Without the images, print all the entries below exactly as given.

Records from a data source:
★ ★ ★ ★ ★

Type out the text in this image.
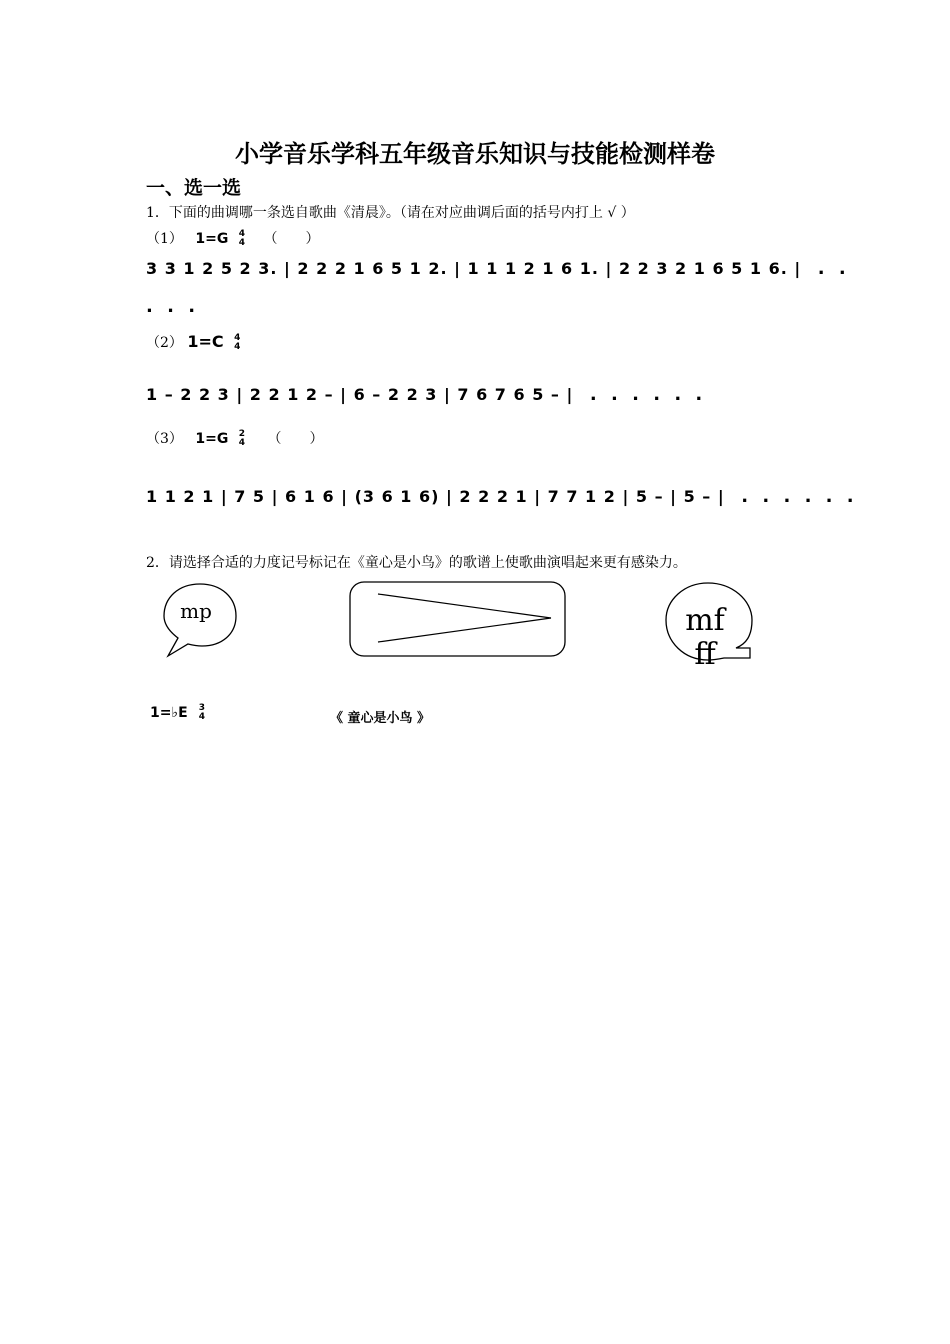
小学音乐学科五年级音乐知识与技能检测样卷
一、选一选
1．下面的曲调哪一条选自歌曲《清晨》。（请在对应曲调后面的括号内打上 √ ）
（1） 1=G 4
4 （　　）
3 3 1 2 5 2 3. | 2 2 2 1 6 5 1 2. | 1 1 1 2 1 6 1. | 2 2 3 2 1 6 5 1 6. | . .
. . .
（2） 1=C 4
4
1 – 2 2 3 | 2 2 1 2 – | 6 – 2 2 3 | 7 6 7 6 5 – | . . . . . .
（3） 1=G 2
4 （　　）
1 1 2 1 | 7 5 | 6 1 6 | (3 6 1 6) | 2 2 2 1 | 7 7 1 2 | 5 – | 5 – | . . . . . .
2．请选择合适的力度记号标记在《童心是小鸟》的歌谱上使歌曲演唱起来更有感染力。
mp	mf
ff
1=♭E 3
4	《 童心是小鸟 》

★ ★ ★ ★ ★

-- SOLUTION BELOW --
Type out the text in this image.
小学音乐学科五年级音乐知识与技能检测样卷
一、选一选
1．下面的曲调哪一条选自歌曲《清晨》。（请在对应曲调后面的括号内打上 √ ）
（1） 1=G 4
4 （　　）
3 3 1 2 5 2 3. | 2 2 2 1 6 5 1 2. | 1 1 1 2 1 6 1. | 2 2 3 2 1 6 5 1 6. | . .
. . .
（2） 1=C 4
4
1 – 2 2 3 | 2 2 1 2 – | 6 – 2 2 3 | 7 6 7 6 5 – | . . . . . .
（3） 1=G 2
4 （　　）
1 1 2 1 | 7 5 | 6 1 6 | (3 6 1 6) | 2 2 2 1 | 7 7 1 2 | 5 – | 5 – | . . . . . .
2．请选择合适的力度记号标记在《童心是小鸟》的歌谱上使歌曲演唱起来更有感染力。
mp	mf
ff
1=♭E 3
4	《 童心是小鸟 》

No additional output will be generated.